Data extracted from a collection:
● ● ● ●
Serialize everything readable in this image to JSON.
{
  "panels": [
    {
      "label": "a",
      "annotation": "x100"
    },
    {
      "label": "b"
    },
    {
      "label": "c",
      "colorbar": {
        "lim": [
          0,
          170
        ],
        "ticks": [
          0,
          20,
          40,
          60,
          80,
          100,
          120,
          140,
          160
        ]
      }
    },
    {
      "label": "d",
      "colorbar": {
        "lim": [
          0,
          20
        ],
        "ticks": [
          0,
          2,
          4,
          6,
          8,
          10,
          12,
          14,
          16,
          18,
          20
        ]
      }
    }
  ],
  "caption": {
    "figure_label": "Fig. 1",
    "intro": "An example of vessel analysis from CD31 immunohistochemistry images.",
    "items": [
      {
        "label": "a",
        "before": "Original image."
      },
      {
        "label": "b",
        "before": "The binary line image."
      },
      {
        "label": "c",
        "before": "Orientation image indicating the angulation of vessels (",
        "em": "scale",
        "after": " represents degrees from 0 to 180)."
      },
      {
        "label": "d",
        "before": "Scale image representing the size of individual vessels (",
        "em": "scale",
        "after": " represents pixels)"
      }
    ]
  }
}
● ● ● ●
What you need to do:
Extract every line of the records above that contains the word "before".

Written reply:
        "before": "Original image."
        "before": "The binary line image."
        "before": "Orientation image indicating the angulation of vessels (",
        "before": "Scale image representing the size of individual vessels (",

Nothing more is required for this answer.